──────── INPUT RECORDS

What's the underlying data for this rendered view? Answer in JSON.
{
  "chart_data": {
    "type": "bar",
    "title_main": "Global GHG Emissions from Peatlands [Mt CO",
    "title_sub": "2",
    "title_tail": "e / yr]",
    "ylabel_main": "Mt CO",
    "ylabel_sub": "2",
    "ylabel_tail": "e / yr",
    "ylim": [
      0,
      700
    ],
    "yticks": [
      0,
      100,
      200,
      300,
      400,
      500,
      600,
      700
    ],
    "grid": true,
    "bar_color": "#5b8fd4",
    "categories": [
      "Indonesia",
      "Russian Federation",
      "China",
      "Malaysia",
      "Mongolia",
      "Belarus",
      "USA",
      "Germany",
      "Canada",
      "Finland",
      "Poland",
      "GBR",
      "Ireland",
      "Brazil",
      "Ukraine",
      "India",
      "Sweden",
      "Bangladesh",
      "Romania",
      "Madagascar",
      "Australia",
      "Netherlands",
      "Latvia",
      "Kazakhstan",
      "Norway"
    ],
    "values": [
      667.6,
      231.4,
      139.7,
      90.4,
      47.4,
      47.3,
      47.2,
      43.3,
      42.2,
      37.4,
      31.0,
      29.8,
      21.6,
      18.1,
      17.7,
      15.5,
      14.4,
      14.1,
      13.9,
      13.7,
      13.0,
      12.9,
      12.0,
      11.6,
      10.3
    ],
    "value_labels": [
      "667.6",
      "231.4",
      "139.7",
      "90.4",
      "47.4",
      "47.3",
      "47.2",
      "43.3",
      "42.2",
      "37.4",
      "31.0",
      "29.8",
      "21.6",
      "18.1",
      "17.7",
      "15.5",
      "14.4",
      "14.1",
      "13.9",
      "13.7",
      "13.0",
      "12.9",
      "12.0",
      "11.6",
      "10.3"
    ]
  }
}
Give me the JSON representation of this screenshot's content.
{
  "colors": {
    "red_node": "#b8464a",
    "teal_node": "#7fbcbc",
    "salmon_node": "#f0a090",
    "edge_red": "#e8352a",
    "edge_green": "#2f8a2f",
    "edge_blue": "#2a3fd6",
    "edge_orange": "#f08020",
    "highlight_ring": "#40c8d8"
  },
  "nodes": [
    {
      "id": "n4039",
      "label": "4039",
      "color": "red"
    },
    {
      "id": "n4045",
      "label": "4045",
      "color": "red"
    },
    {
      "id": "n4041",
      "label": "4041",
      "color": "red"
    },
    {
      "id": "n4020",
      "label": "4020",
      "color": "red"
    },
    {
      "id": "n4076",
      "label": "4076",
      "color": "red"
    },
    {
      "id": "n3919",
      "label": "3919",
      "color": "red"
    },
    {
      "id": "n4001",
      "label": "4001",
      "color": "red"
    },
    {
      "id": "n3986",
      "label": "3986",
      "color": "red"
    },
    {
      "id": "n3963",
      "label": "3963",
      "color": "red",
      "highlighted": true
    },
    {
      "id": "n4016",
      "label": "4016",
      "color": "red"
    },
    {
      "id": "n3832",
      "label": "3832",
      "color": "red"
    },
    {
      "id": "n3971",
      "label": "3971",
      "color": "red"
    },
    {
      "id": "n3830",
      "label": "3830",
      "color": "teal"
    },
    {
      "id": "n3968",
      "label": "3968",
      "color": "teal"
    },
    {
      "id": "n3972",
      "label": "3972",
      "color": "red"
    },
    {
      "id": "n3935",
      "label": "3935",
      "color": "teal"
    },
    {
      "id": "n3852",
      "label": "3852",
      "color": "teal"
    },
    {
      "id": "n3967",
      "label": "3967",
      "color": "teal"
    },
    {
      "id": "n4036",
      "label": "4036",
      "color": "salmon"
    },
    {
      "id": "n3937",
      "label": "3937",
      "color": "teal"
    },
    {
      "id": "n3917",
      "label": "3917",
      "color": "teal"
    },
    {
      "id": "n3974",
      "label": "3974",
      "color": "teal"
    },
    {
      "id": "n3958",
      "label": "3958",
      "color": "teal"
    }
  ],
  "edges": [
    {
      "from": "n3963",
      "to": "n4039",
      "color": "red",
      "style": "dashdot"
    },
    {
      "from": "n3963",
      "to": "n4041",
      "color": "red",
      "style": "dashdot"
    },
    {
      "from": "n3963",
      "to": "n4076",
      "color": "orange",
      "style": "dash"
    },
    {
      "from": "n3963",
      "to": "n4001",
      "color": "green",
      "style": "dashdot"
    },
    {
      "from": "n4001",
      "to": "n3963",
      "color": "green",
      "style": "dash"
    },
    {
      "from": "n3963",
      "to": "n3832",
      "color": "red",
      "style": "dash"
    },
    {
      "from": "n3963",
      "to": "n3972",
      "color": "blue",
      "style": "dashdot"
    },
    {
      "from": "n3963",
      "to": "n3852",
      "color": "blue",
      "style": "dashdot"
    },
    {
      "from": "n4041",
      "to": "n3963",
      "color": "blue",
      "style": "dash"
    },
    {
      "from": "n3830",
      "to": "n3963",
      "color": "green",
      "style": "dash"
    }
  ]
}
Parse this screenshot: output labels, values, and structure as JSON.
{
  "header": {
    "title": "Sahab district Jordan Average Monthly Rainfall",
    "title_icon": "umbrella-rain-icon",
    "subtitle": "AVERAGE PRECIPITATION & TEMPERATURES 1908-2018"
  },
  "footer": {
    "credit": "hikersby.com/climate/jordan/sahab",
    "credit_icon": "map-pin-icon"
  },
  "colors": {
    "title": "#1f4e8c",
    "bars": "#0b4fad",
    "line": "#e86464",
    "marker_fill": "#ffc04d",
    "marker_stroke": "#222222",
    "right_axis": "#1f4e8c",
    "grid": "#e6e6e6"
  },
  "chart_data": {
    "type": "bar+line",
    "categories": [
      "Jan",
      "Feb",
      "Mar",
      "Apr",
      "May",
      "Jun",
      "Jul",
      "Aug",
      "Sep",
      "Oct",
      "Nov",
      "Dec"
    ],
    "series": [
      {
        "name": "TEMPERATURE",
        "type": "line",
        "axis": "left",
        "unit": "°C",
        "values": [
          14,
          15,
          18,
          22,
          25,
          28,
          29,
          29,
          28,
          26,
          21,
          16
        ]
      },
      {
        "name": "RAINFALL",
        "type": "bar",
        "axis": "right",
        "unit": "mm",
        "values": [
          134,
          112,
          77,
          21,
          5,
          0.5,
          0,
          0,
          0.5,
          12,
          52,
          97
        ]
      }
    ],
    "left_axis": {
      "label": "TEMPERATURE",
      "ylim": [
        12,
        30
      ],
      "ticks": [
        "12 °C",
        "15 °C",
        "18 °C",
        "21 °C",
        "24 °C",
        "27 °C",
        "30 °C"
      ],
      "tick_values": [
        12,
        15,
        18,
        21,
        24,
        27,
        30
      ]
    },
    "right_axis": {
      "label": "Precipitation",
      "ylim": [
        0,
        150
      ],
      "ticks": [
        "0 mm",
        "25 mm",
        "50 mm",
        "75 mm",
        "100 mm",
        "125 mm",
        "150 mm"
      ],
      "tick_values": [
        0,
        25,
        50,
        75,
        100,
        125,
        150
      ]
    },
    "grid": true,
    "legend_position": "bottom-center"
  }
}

────────────────

TASK GOAL — Repeat the data exactly. Leave nothing out.

PROBLEM SOLUTION —
What's the underlying data for this rendered view? Answer in JSON.
{
  "chart_data": {
    "type": "bar",
    "title_main": "Global GHG Emissions from Peatlands [Mt CO",
    "title_sub": "2",
    "title_tail": "e / yr]",
    "ylabel_main": "Mt CO",
    "ylabel_sub": "2",
    "ylabel_tail": "e / yr",
    "ylim": [
      0,
      700
    ],
    "yticks": [
      0,
      100,
      200,
      300,
      400,
      500,
      600,
      700
    ],
    "grid": true,
    "bar_color": "#5b8fd4",
    "categories": [
      "Indonesia",
      "Russian Federation",
      "China",
      "Malaysia",
      "Mongolia",
      "Belarus",
      "USA",
      "Germany",
      "Canada",
      "Finland",
      "Poland",
      "GBR",
      "Ireland",
      "Brazil",
      "Ukraine",
      "India",
      "Sweden",
      "Bangladesh",
      "Romania",
      "Madagascar",
      "Australia",
      "Netherlands",
      "Latvia",
      "Kazakhstan",
      "Norway"
    ],
    "values": [
      667.6,
      231.4,
      139.7,
      90.4,
      47.4,
      47.3,
      47.2,
      43.3,
      42.2,
      37.4,
      31.0,
      29.8,
      21.6,
      18.1,
      17.7,
      15.5,
      14.4,
      14.1,
      13.9,
      13.7,
      13.0,
      12.9,
      12.0,
      11.6,
      10.3
    ],
    "value_labels": [
      "667.6",
      "231.4",
      "139.7",
      "90.4",
      "47.4",
      "47.3",
      "47.2",
      "43.3",
      "42.2",
      "37.4",
      "31.0",
      "29.8",
      "21.6",
      "18.1",
      "17.7",
      "15.5",
      "14.4",
      "14.1",
      "13.9",
      "13.7",
      "13.0",
      "12.9",
      "12.0",
      "11.6",
      "10.3"
    ]
  }
}
Give me the JSON representation of this screenshot's content.
{
  "colors": {
    "red_node": "#b8464a",
    "teal_node": "#7fbcbc",
    "salmon_node": "#f0a090",
    "edge_red": "#e8352a",
    "edge_green": "#2f8a2f",
    "edge_blue": "#2a3fd6",
    "edge_orange": "#f08020",
    "highlight_ring": "#40c8d8"
  },
  "nodes": [
    {
      "id": "n4039",
      "label": "4039",
      "color": "red"
    },
    {
      "id": "n4045",
      "label": "4045",
      "color": "red"
    },
    {
      "id": "n4041",
      "label": "4041",
      "color": "red"
    },
    {
      "id": "n4020",
      "label": "4020",
      "color": "red"
    },
    {
      "id": "n4076",
      "label": "4076",
      "color": "red"
    },
    {
      "id": "n3919",
      "label": "3919",
      "color": "red"
    },
    {
      "id": "n4001",
      "label": "4001",
      "color": "red"
    },
    {
      "id": "n3986",
      "label": "3986",
      "color": "red"
    },
    {
      "id": "n3963",
      "label": "3963",
      "color": "red",
      "highlighted": true
    },
    {
      "id": "n4016",
      "label": "4016",
      "color": "red"
    },
    {
      "id": "n3832",
      "label": "3832",
      "color": "red"
    },
    {
      "id": "n3971",
      "label": "3971",
      "color": "red"
    },
    {
      "id": "n3830",
      "label": "3830",
      "color": "teal"
    },
    {
      "id": "n3968",
      "label": "3968",
      "color": "teal"
    },
    {
      "id": "n3972",
      "label": "3972",
      "color": "red"
    },
    {
      "id": "n3935",
      "label": "3935",
      "color": "teal"
    },
    {
      "id": "n3852",
      "label": "3852",
      "color": "teal"
    },
    {
      "id": "n3967",
      "label": "3967",
      "color": "teal"
    },
    {
      "id": "n4036",
      "label": "4036",
      "color": "salmon"
    },
    {
      "id": "n3937",
      "label": "3937",
      "color": "teal"
    },
    {
      "id": "n3917",
      "label": "3917",
      "color": "teal"
    },
    {
      "id": "n3974",
      "label": "3974",
      "color": "teal"
    },
    {
      "id": "n3958",
      "label": "3958",
      "color": "teal"
    }
  ],
  "edges": [
    {
      "from": "n3963",
      "to": "n4039",
      "color": "red",
      "style": "dashdot"
    },
    {
      "from": "n3963",
      "to": "n4041",
      "color": "red",
      "style": "dashdot"
    },
    {
      "from": "n3963",
      "to": "n4076",
      "color": "orange",
      "style": "dash"
    },
    {
      "from": "n3963",
      "to": "n4001",
      "color": "green",
      "style": "dashdot"
    },
    {
      "from": "n4001",
      "to": "n3963",
      "color": "green",
      "style": "dash"
    },
    {
      "from": "n3963",
      "to": "n3832",
      "color": "red",
      "style": "dash"
    },
    {
      "from": "n3963",
      "to": "n3972",
      "color": "blue",
      "style": "dashdot"
    },
    {
      "from": "n3963",
      "to": "n3852",
      "color": "blue",
      "style": "dashdot"
    },
    {
      "from": "n4041",
      "to": "n3963",
      "color": "blue",
      "style": "dash"
    },
    {
      "from": "n3830",
      "to": "n3963",
      "color": "green",
      "style": "dash"
    }
  ]
}
Parse this screenshot: output labels, values, and structure as JSON.
{
  "header": {
    "title": "Sahab district Jordan Average Monthly Rainfall",
    "title_icon": "umbrella-rain-icon",
    "subtitle": "AVERAGE PRECIPITATION & TEMPERATURES 1908-2018"
  },
  "footer": {
    "credit": "hikersby.com/climate/jordan/sahab",
    "credit_icon": "map-pin-icon"
  },
  "colors": {
    "title": "#1f4e8c",
    "bars": "#0b4fad",
    "line": "#e86464",
    "marker_fill": "#ffc04d",
    "marker_stroke": "#222222",
    "right_axis": "#1f4e8c",
    "grid": "#e6e6e6"
  },
  "chart_data": {
    "type": "bar+line",
    "categories": [
      "Jan",
      "Feb",
      "Mar",
      "Apr",
      "May",
      "Jun",
      "Jul",
      "Aug",
      "Sep",
      "Oct",
      "Nov",
      "Dec"
    ],
    "series": [
      {
        "name": "TEMPERATURE",
        "type": "line",
        "axis": "left",
        "unit": "°C",
        "values": [
          14,
          15,
          18,
          22,
          25,
          28,
          29,
          29,
          28,
          26,
          21,
          16
        ]
      },
      {
        "name": "RAINFALL",
        "type": "bar",
        "axis": "right",
        "unit": "mm",
        "values": [
          134,
          112,
          77,
          21,
          5,
          0.5,
          0,
          0,
          0.5,
          12,
          52,
          97
        ]
      }
    ],
    "left_axis": {
      "label": "TEMPERATURE",
      "ylim": [
        12,
        30
      ],
      "ticks": [
        "12 °C",
        "15 °C",
        "18 °C",
        "21 °C",
        "24 °C",
        "27 °C",
        "30 °C"
      ],
      "tick_values": [
        12,
        15,
        18,
        21,
        24,
        27,
        30
      ]
    },
    "right_axis": {
      "label": "Precipitation",
      "ylim": [
        0,
        150
      ],
      "ticks": [
        "0 mm",
        "25 mm",
        "50 mm",
        "75 mm",
        "100 mm",
        "125 mm",
        "150 mm"
      ],
      "tick_values": [
        0,
        25,
        50,
        75,
        100,
        125,
        150
      ]
    },
    "grid": true,
    "legend_position": "bottom-center"
  }
}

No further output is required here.